-- BEGIN --

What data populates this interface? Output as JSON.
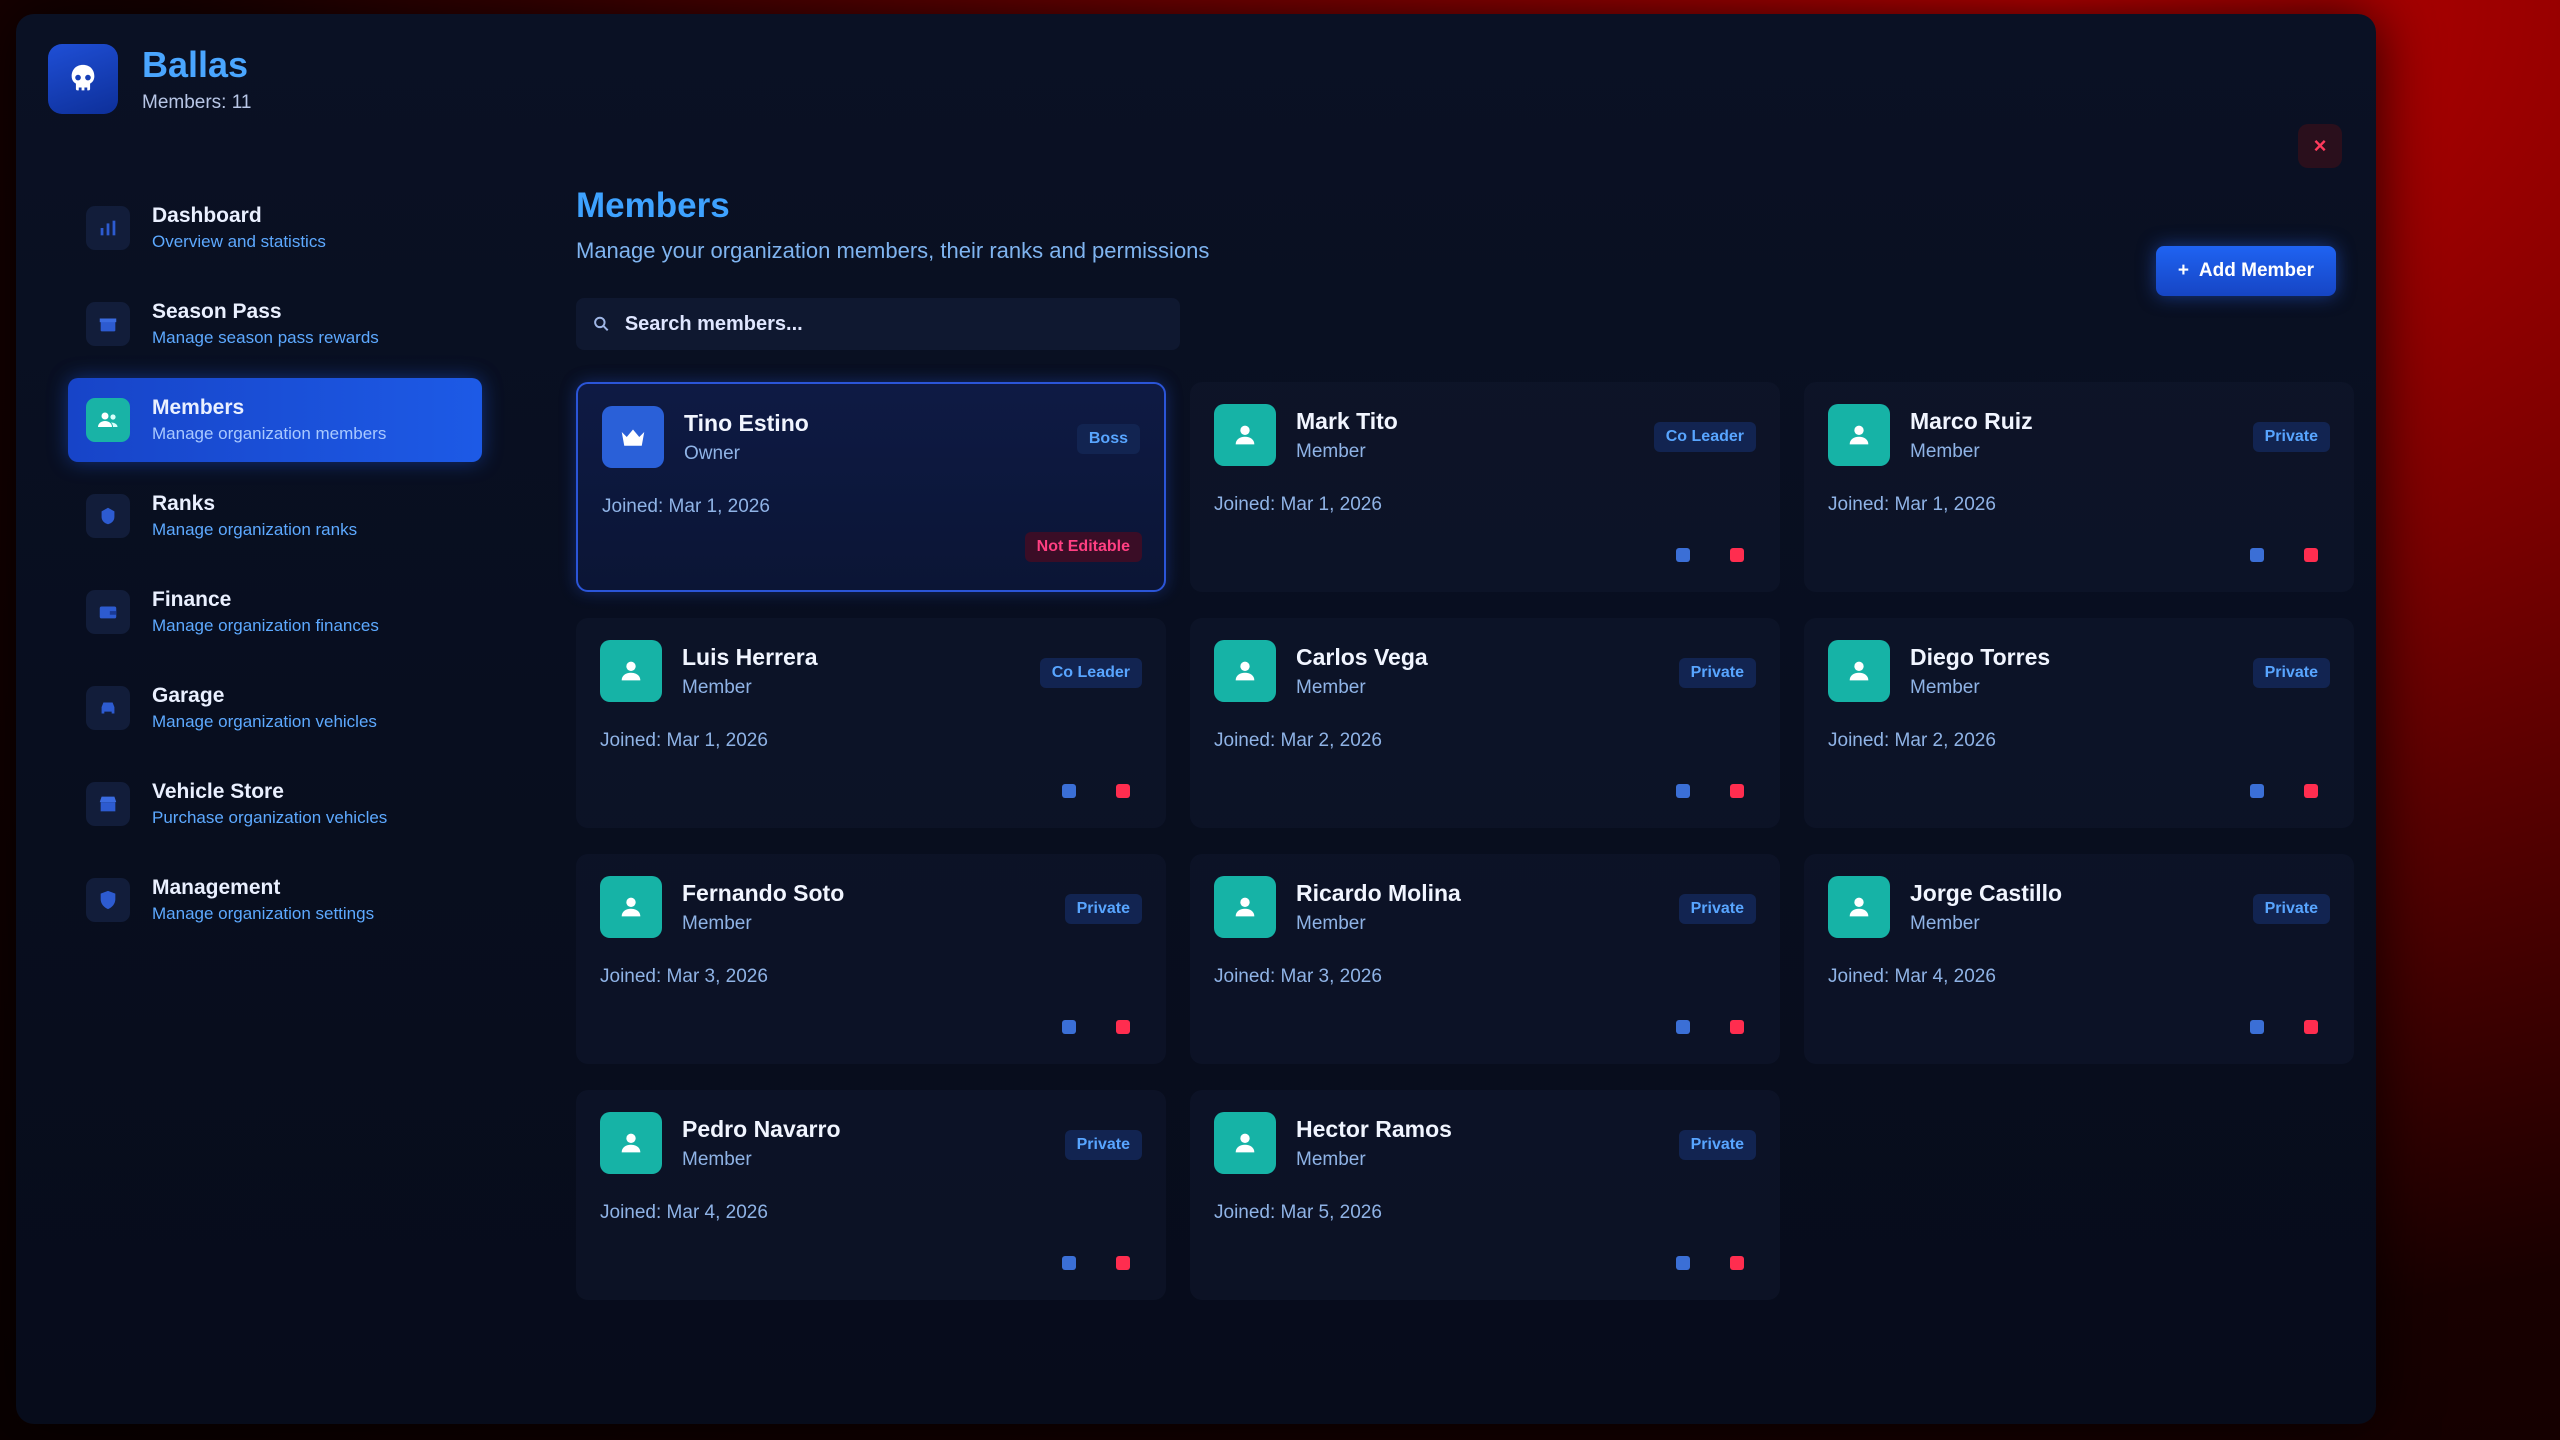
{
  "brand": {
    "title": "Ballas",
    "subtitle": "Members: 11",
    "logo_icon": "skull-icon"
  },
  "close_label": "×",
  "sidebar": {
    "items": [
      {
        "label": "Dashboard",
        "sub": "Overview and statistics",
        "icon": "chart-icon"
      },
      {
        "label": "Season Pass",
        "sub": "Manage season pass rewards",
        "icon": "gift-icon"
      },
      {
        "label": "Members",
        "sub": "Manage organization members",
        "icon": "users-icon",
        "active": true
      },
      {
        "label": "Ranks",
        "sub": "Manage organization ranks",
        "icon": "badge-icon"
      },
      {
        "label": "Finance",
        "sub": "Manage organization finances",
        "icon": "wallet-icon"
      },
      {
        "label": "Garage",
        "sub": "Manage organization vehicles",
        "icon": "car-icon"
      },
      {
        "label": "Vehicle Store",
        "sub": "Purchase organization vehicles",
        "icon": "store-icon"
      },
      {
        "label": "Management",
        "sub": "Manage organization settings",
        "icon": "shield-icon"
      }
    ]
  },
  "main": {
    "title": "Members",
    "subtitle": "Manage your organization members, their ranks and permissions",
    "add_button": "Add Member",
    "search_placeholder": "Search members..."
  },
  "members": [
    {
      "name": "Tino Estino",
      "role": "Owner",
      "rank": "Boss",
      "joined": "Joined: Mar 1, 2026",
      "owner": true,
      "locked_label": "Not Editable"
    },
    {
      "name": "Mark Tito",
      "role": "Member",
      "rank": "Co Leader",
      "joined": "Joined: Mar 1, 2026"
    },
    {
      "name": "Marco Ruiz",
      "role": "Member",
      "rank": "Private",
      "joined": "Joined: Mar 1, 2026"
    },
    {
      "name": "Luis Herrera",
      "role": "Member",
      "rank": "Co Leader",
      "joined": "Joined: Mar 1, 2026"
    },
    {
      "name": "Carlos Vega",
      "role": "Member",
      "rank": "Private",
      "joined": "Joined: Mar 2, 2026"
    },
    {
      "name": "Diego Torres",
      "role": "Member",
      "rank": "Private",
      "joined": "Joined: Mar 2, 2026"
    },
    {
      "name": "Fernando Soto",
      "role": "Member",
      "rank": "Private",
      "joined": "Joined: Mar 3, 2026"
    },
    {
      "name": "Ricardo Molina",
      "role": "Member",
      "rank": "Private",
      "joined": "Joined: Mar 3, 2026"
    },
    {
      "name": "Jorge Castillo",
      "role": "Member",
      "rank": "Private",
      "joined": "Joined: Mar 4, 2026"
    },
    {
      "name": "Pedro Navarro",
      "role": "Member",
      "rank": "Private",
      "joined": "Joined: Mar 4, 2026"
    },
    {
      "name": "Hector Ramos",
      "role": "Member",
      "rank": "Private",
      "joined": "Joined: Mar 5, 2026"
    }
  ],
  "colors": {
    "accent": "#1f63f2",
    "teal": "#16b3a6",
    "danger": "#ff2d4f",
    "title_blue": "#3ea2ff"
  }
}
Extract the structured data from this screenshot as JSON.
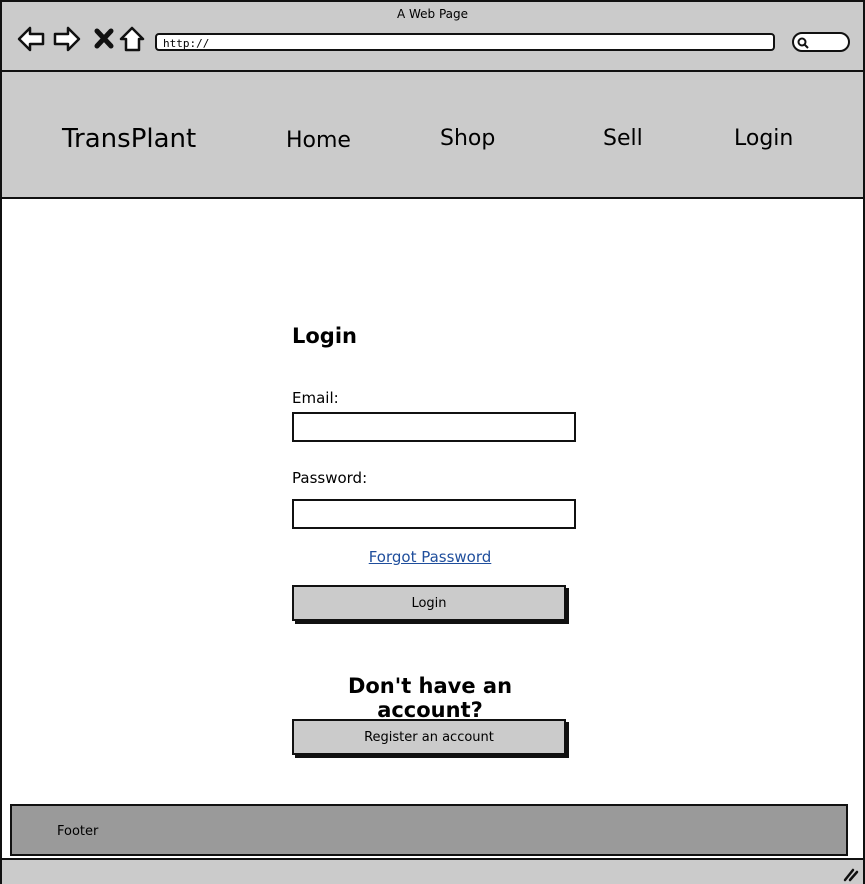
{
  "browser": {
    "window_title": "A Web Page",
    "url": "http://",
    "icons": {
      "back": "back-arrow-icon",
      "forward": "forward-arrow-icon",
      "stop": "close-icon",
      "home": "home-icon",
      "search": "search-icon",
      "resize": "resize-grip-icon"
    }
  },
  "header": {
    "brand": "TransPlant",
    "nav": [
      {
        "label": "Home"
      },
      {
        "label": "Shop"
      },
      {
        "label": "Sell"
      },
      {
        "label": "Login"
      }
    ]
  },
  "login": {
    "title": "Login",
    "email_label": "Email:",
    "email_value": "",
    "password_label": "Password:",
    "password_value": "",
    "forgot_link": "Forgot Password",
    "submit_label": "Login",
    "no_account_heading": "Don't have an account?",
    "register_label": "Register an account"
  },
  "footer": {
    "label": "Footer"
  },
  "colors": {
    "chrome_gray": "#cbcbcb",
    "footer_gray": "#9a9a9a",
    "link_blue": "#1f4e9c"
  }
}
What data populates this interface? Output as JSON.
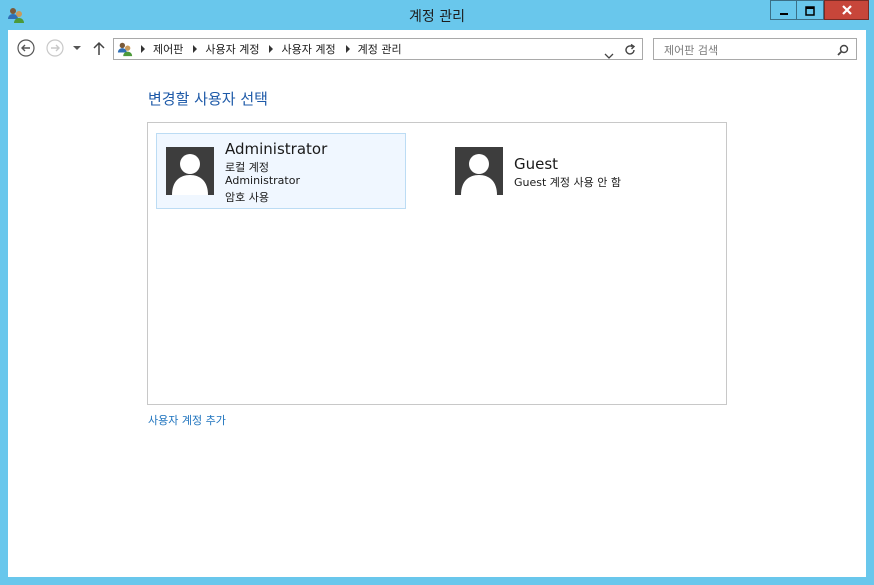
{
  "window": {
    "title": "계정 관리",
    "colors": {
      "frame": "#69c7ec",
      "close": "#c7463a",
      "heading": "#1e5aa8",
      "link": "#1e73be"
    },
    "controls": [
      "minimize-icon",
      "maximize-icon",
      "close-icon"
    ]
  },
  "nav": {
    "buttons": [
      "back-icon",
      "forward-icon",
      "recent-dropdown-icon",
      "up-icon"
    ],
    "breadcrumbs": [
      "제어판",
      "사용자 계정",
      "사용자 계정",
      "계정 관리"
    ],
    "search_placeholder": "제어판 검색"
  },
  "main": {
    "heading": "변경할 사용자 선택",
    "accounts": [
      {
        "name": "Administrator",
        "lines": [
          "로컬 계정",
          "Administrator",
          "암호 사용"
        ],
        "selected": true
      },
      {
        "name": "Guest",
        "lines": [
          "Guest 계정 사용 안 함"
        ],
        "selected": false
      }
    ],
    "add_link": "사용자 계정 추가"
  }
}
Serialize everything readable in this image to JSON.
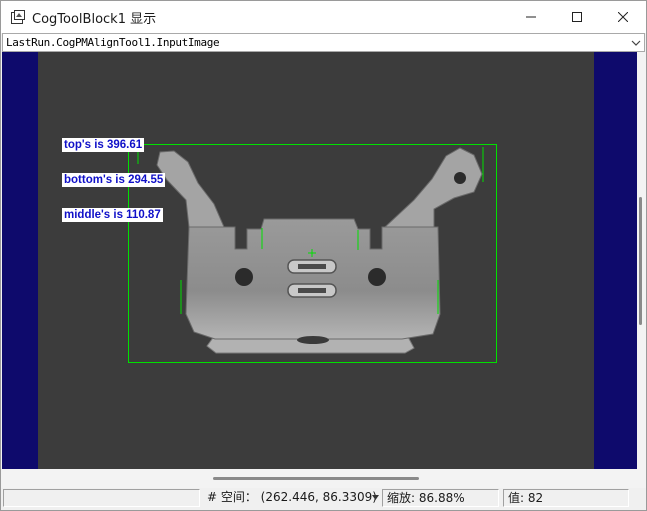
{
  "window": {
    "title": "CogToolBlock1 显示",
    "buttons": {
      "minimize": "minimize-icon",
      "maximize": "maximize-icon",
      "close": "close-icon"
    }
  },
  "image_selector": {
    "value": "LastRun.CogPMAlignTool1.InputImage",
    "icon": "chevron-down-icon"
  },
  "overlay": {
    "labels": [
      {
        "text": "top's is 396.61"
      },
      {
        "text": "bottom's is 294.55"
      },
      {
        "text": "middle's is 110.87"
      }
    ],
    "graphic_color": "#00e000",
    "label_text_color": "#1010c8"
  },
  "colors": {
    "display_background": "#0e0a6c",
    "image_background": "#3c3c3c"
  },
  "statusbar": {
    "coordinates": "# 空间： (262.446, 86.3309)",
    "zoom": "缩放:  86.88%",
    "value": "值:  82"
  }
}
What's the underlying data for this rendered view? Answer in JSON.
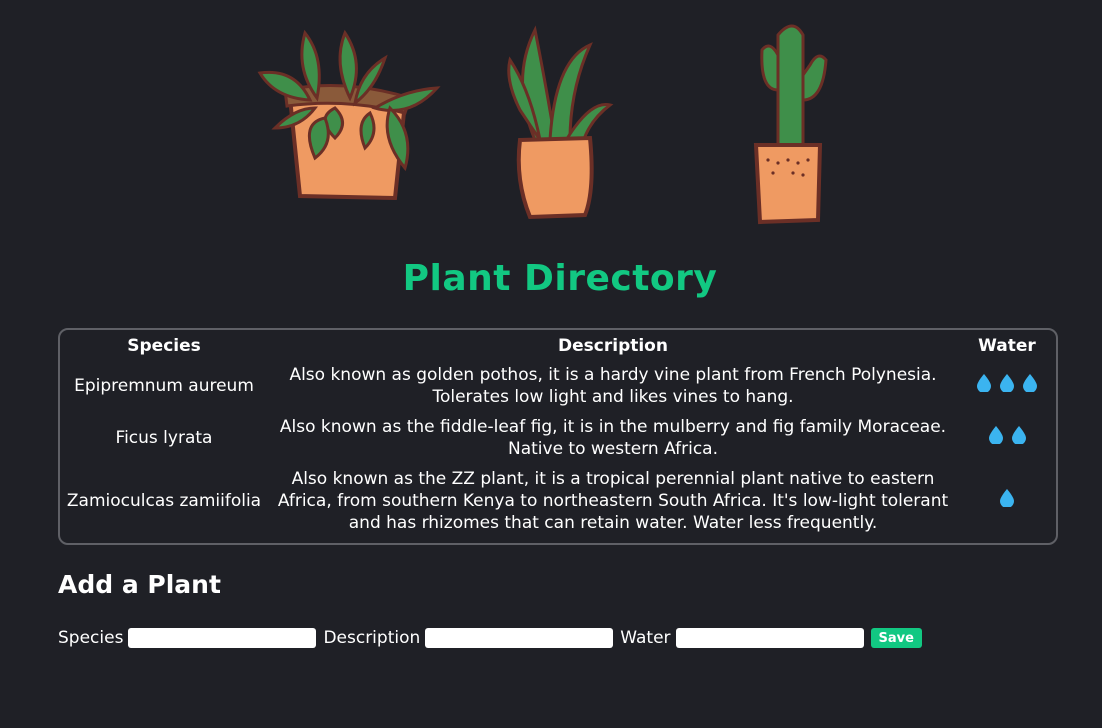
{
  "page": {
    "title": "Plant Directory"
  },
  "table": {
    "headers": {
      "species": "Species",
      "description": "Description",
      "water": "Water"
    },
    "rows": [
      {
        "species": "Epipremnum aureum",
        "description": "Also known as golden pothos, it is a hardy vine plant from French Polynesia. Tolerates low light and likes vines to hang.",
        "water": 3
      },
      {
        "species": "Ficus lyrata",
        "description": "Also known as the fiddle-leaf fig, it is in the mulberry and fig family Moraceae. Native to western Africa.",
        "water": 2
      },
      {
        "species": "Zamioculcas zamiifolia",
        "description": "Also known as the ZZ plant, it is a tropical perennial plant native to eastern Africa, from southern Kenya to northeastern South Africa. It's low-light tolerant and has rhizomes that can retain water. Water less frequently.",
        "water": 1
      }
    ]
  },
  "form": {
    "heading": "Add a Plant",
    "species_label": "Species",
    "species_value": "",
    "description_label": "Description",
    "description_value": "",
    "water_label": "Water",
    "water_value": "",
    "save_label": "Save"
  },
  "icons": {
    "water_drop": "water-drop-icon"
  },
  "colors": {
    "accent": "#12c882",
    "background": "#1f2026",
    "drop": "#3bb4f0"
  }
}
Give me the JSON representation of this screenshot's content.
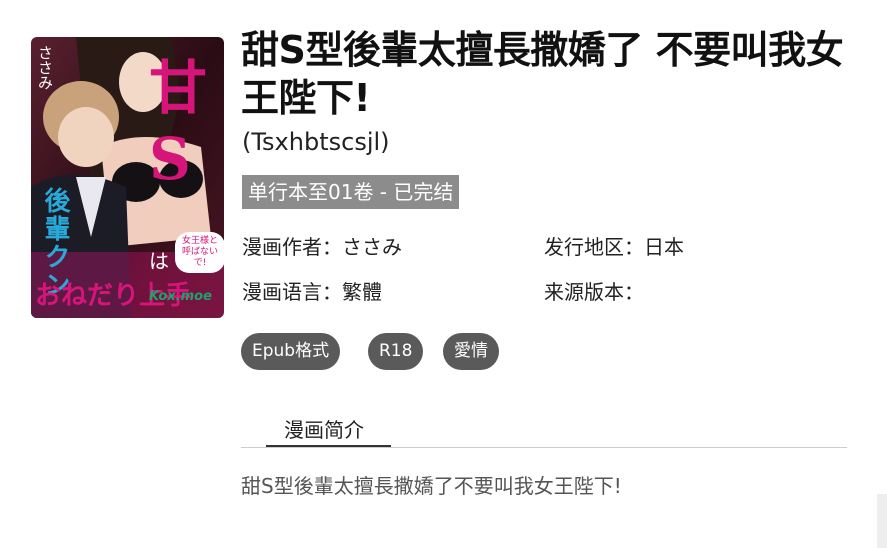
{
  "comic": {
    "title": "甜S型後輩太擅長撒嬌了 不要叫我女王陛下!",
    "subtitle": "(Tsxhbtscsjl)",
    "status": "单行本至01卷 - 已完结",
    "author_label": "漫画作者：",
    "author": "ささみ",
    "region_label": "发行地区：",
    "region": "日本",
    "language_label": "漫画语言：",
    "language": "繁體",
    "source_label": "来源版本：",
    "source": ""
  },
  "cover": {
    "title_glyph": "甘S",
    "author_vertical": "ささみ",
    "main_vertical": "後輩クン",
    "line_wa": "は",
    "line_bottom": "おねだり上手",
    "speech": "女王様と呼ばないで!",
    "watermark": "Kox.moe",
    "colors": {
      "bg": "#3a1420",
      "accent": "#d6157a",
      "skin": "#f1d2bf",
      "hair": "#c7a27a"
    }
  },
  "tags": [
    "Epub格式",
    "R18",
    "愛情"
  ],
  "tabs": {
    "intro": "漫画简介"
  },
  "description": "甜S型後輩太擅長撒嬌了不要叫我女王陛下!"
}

-- END --

Work required - Select the lines in this material that hold the word "screenshot", leaving none out.

Result -
Extract the structured data from this screenshot as JSON.
Give me the JSON representation of this screenshot's content.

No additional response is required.